◆ **TASK PROMPT**
Update the entries below, beginning with the first and stopping after the line that contains "row-label: Physical therapy". In those lines, replace "row-amount" with "line-amount" and leave everything else unchanged.

◆ **RECORDS SUPPLIED**
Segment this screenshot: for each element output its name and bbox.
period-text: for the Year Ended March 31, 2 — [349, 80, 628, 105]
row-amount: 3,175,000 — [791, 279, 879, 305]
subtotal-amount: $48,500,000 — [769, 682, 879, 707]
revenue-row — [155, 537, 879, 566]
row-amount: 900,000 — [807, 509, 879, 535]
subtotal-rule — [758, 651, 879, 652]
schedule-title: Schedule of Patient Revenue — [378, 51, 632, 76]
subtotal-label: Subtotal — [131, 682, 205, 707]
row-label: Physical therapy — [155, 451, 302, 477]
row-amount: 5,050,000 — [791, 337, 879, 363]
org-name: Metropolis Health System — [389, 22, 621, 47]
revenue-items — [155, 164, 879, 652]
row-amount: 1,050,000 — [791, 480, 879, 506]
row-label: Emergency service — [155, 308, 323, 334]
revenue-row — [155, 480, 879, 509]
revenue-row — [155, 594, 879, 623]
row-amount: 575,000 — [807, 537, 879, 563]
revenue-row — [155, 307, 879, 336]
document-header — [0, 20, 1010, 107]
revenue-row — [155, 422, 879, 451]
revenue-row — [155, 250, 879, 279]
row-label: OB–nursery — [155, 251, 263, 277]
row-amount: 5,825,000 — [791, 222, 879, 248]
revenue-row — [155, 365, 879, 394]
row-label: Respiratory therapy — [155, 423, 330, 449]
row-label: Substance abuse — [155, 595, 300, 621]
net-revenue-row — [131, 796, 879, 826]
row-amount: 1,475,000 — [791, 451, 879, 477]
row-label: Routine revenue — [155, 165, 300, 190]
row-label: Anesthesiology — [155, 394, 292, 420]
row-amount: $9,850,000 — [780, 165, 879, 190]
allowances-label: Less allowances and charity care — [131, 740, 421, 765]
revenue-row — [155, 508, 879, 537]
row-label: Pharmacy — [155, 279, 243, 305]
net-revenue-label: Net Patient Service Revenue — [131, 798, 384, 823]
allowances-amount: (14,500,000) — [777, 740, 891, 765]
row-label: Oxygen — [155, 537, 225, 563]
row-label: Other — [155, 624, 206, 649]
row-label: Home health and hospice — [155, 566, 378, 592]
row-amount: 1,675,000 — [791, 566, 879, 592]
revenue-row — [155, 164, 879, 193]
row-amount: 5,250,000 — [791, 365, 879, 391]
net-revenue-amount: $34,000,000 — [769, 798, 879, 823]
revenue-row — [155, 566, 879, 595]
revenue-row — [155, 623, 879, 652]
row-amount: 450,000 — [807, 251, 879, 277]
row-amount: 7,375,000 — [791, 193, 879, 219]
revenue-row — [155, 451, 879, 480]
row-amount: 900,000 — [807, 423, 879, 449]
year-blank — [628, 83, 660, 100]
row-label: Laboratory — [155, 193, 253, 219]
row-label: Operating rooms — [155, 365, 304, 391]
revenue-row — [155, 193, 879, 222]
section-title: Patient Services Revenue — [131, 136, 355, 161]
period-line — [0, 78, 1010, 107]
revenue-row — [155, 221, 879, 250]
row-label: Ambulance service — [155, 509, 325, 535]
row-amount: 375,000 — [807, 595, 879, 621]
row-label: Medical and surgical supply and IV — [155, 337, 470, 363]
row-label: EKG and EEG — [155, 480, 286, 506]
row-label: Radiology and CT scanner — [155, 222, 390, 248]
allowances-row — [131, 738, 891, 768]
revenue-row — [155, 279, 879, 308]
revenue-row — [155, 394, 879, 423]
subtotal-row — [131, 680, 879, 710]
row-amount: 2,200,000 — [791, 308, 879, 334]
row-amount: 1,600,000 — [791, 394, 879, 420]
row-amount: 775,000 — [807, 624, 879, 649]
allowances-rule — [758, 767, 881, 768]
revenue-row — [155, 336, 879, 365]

◆ **RESPONSE**
Segment this screenshot: for each element output its name and bbox.
period-text: for the Year Ended March 31, 2 — [349, 80, 628, 105]
line-amount: 3,175,000 — [791, 279, 879, 305]
subtotal-amount: $48,500,000 — [769, 682, 879, 707]
revenue-row — [155, 537, 879, 566]
line-amount: 900,000 — [807, 509, 879, 535]
subtotal-rule — [758, 651, 879, 652]
schedule-title: Schedule of Patient Revenue — [378, 51, 632, 76]
subtotal-label: Subtotal — [131, 682, 205, 707]
row-label: Physical therapy — [155, 451, 302, 477]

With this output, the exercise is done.